» **EXTRACTED INFORMATION**

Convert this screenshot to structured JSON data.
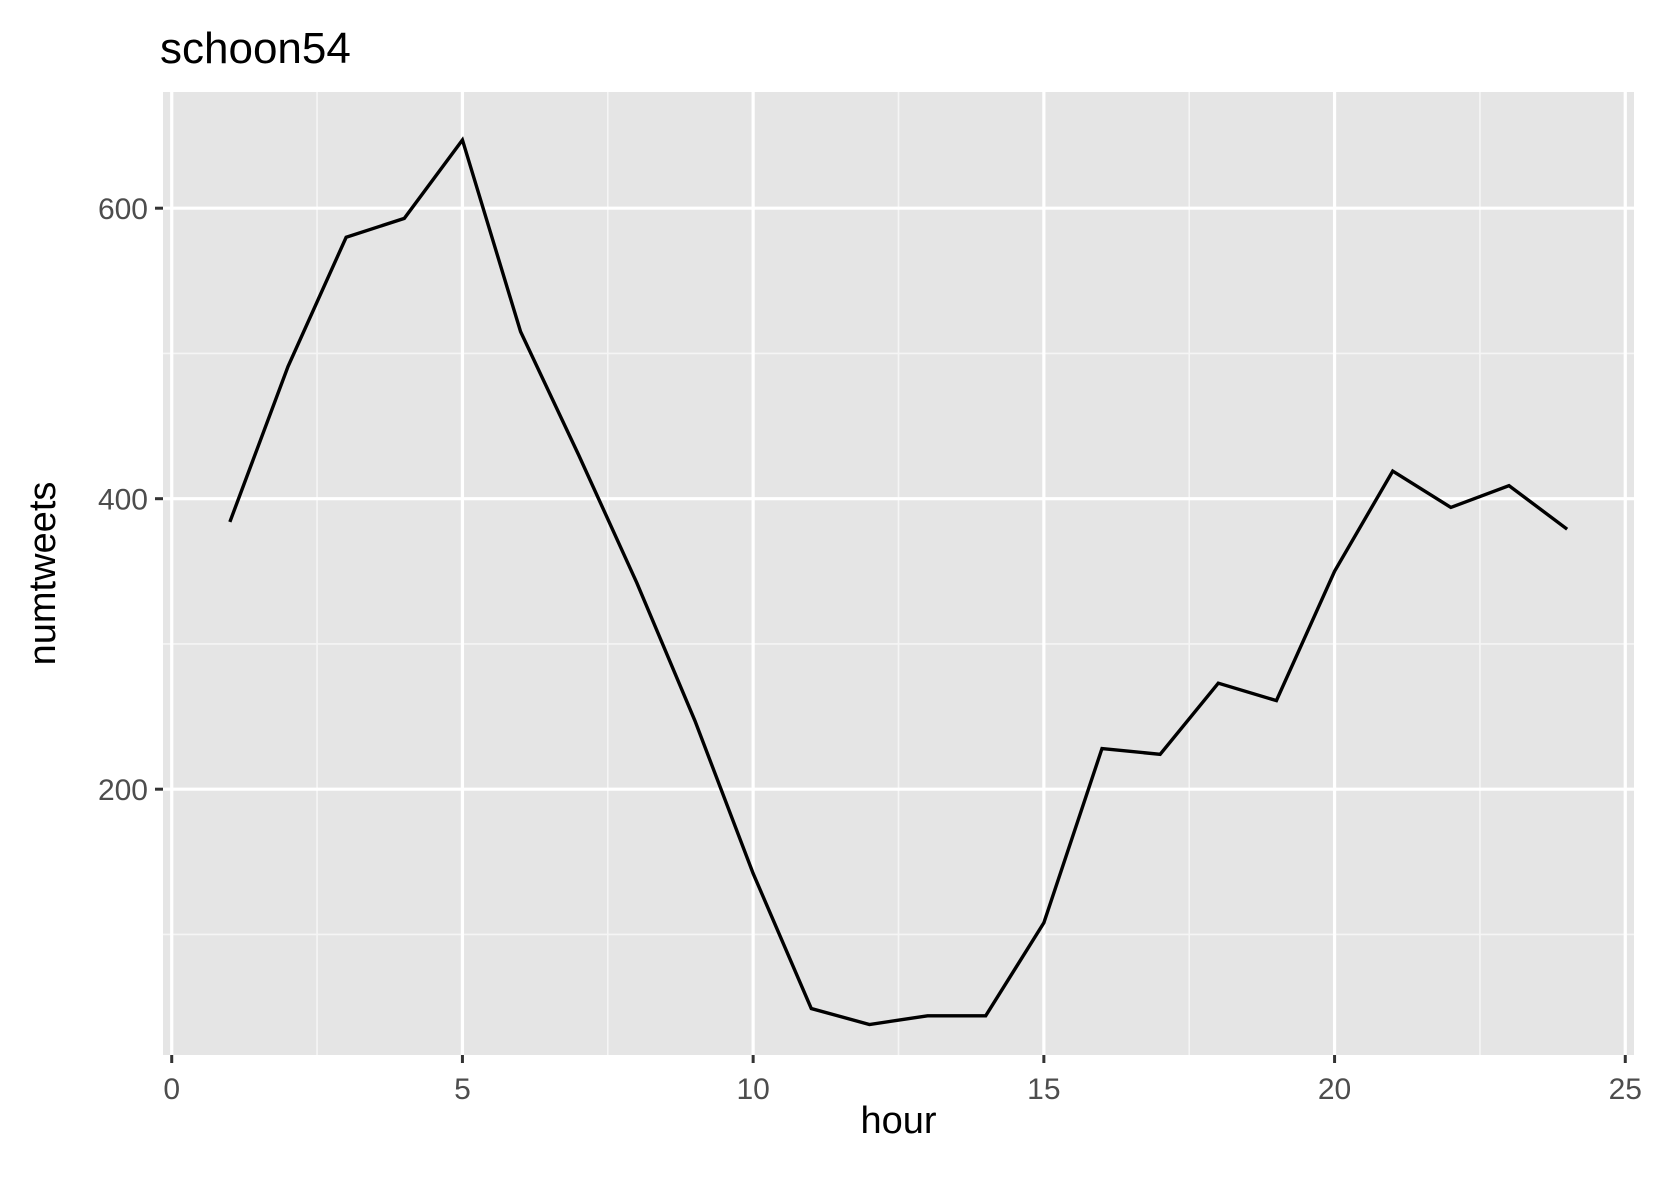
{
  "chart_data": {
    "type": "line",
    "title": "schoon54",
    "xlabel": "hour",
    "ylabel": "numtweets",
    "xlim": [
      -0.15,
      25.15
    ],
    "ylim": [
      17,
      680
    ],
    "x_major_ticks": [
      0,
      5,
      10,
      15,
      20,
      25
    ],
    "x_minor_ticks": [
      2.5,
      7.5,
      12.5,
      17.5,
      22.5
    ],
    "y_major_ticks": [
      200,
      400,
      600
    ],
    "y_minor_ticks": [
      100,
      300,
      500
    ],
    "x_tick_labels": [
      "0",
      "5",
      "10",
      "15",
      "20",
      "25"
    ],
    "y_tick_labels": [
      "200",
      "400",
      "600"
    ],
    "grid": true,
    "legend": "none",
    "colors": {
      "panel_background": "#e5e5e5",
      "grid_major": "#ffffff",
      "grid_minor": "#f5f5f5",
      "line": "#000000",
      "tick_label": "#4d4d4d",
      "tick_mark": "#333333"
    },
    "series": [
      {
        "x": [
          1,
          2,
          3,
          4,
          5,
          6,
          7,
          8,
          9,
          10,
          11,
          12,
          13,
          14,
          15,
          16,
          17,
          18,
          19,
          20,
          21,
          22,
          23,
          24
        ],
        "values": [
          384,
          491,
          580,
          593,
          647,
          515,
          430,
          342,
          247,
          142,
          49,
          38,
          44,
          44,
          108,
          228,
          224,
          273,
          261,
          350,
          419,
          394,
          409,
          379
        ]
      }
    ]
  }
}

» **WRITTEN PROBLEM**
Retype each record exactly as it stands, but do not include the pictures.

» **FINAL RESULT**
Convert this screenshot to structured JSON data.
{
  "chart_data": {
    "type": "line",
    "title": "schoon54",
    "xlabel": "hour",
    "ylabel": "numtweets",
    "xlim": [
      -0.15,
      25.15
    ],
    "ylim": [
      17,
      680
    ],
    "x_major_ticks": [
      0,
      5,
      10,
      15,
      20,
      25
    ],
    "x_minor_ticks": [
      2.5,
      7.5,
      12.5,
      17.5,
      22.5
    ],
    "y_major_ticks": [
      200,
      400,
      600
    ],
    "y_minor_ticks": [
      100,
      300,
      500
    ],
    "x_tick_labels": [
      "0",
      "5",
      "10",
      "15",
      "20",
      "25"
    ],
    "y_tick_labels": [
      "200",
      "400",
      "600"
    ],
    "grid": true,
    "legend": "none",
    "colors": {
      "panel_background": "#e5e5e5",
      "grid_major": "#ffffff",
      "grid_minor": "#f5f5f5",
      "line": "#000000",
      "tick_label": "#4d4d4d",
      "tick_mark": "#333333"
    },
    "series": [
      {
        "x": [
          1,
          2,
          3,
          4,
          5,
          6,
          7,
          8,
          9,
          10,
          11,
          12,
          13,
          14,
          15,
          16,
          17,
          18,
          19,
          20,
          21,
          22,
          23,
          24
        ],
        "values": [
          384,
          491,
          580,
          593,
          647,
          515,
          430,
          342,
          247,
          142,
          49,
          38,
          44,
          44,
          108,
          228,
          224,
          273,
          261,
          350,
          419,
          394,
          409,
          379
        ]
      }
    ]
  }
}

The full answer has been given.